### Instruction
Search the material for the word "JSON" and copy each line that holds it.

(Collection entries)
———

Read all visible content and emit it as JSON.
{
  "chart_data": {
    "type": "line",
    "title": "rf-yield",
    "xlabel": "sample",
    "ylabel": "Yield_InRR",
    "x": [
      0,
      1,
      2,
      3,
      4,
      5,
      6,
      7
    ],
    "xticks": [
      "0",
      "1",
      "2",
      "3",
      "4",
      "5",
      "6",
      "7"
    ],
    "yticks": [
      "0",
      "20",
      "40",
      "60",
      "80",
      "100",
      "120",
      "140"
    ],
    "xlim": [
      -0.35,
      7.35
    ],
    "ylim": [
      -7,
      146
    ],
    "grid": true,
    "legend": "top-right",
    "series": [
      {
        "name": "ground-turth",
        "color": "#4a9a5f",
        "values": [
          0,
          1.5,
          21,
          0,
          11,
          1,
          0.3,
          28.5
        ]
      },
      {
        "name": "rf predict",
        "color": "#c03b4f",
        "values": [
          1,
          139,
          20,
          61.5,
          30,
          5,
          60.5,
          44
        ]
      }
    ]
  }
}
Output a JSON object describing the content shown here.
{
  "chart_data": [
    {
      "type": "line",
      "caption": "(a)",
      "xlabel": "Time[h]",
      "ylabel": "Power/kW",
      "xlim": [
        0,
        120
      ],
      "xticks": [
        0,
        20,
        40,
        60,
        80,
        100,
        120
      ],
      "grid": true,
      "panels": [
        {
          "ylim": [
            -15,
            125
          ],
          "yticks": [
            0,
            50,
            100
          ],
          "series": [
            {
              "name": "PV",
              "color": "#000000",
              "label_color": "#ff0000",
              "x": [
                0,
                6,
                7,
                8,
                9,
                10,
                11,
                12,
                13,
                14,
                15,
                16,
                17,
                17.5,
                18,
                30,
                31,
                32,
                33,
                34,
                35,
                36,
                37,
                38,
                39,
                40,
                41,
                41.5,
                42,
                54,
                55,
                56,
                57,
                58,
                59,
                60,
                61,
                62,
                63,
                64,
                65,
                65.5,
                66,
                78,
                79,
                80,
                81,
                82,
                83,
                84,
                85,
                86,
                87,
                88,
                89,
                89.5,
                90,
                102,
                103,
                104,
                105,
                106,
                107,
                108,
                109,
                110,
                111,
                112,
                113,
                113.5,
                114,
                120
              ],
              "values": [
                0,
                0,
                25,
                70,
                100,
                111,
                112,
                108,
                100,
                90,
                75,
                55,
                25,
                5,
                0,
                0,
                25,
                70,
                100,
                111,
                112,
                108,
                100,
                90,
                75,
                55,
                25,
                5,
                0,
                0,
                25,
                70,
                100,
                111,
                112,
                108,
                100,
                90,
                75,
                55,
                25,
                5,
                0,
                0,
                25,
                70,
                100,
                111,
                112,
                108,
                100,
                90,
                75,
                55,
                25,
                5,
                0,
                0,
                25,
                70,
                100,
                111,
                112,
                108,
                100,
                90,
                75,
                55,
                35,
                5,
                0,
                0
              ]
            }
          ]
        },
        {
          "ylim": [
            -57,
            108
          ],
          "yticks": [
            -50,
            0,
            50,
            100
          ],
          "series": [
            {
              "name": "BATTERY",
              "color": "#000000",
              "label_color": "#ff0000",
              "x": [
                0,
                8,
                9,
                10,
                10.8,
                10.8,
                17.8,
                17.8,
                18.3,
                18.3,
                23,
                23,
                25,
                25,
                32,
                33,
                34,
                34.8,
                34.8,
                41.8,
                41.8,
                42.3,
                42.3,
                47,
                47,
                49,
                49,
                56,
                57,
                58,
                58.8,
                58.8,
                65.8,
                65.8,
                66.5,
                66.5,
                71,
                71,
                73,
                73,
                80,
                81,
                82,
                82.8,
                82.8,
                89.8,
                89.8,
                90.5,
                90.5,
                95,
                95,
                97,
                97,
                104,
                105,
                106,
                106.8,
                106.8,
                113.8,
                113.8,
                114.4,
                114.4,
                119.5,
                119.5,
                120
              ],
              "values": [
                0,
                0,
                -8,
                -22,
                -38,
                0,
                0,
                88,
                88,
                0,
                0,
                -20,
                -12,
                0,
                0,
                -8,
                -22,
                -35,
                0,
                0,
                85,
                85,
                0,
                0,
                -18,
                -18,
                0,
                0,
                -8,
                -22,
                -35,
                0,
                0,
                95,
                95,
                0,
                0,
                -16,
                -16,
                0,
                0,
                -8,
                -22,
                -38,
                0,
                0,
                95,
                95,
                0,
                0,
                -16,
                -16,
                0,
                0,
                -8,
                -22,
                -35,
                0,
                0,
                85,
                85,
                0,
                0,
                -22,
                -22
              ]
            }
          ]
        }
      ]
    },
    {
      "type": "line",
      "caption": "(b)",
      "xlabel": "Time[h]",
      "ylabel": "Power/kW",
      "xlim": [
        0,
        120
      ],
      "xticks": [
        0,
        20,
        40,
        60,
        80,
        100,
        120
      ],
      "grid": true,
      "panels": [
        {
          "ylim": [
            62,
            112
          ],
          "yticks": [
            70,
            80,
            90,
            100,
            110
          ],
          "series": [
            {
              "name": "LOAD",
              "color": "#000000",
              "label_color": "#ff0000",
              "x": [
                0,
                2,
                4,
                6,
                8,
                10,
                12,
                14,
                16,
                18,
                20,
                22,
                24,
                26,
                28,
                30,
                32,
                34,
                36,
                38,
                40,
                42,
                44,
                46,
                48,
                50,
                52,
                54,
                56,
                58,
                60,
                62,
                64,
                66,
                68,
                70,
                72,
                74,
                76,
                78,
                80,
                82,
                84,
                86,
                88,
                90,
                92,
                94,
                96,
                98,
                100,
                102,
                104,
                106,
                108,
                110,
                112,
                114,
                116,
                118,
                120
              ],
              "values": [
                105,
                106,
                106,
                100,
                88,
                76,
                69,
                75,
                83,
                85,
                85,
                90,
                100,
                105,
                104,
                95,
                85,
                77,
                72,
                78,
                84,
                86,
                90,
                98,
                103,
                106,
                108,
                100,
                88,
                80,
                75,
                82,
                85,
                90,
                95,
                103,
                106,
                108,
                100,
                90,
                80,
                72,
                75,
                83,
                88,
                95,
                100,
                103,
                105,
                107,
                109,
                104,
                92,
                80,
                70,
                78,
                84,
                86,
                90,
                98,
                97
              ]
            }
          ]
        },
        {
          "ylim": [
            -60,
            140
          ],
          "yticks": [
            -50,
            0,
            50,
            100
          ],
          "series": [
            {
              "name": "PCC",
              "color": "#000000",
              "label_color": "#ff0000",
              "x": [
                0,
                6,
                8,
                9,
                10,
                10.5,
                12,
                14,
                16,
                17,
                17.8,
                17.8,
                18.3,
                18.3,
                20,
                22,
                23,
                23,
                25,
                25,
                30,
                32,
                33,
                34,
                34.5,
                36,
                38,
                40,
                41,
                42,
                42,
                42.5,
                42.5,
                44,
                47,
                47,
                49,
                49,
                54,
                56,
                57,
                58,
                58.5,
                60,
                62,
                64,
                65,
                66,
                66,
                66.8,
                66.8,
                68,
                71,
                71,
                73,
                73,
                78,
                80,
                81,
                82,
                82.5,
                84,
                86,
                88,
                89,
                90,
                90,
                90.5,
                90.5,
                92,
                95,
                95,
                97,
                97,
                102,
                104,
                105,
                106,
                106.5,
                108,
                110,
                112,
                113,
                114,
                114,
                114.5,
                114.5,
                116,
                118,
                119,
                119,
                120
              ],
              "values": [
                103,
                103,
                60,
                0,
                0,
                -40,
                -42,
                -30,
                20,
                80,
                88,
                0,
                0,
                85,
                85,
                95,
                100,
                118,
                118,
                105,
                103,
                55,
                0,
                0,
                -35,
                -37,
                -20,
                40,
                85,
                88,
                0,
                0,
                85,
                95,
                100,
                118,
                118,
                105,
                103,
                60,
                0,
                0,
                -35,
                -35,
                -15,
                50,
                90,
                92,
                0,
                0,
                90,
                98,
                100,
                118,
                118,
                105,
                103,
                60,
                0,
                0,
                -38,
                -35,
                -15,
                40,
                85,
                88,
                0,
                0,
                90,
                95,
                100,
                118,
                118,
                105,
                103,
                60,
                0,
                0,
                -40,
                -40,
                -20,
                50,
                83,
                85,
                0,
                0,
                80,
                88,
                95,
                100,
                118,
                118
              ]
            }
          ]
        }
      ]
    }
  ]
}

———

### Reply to the task
Read all visible content and emit it as JSON.
Output a JSON object describing the content shown here.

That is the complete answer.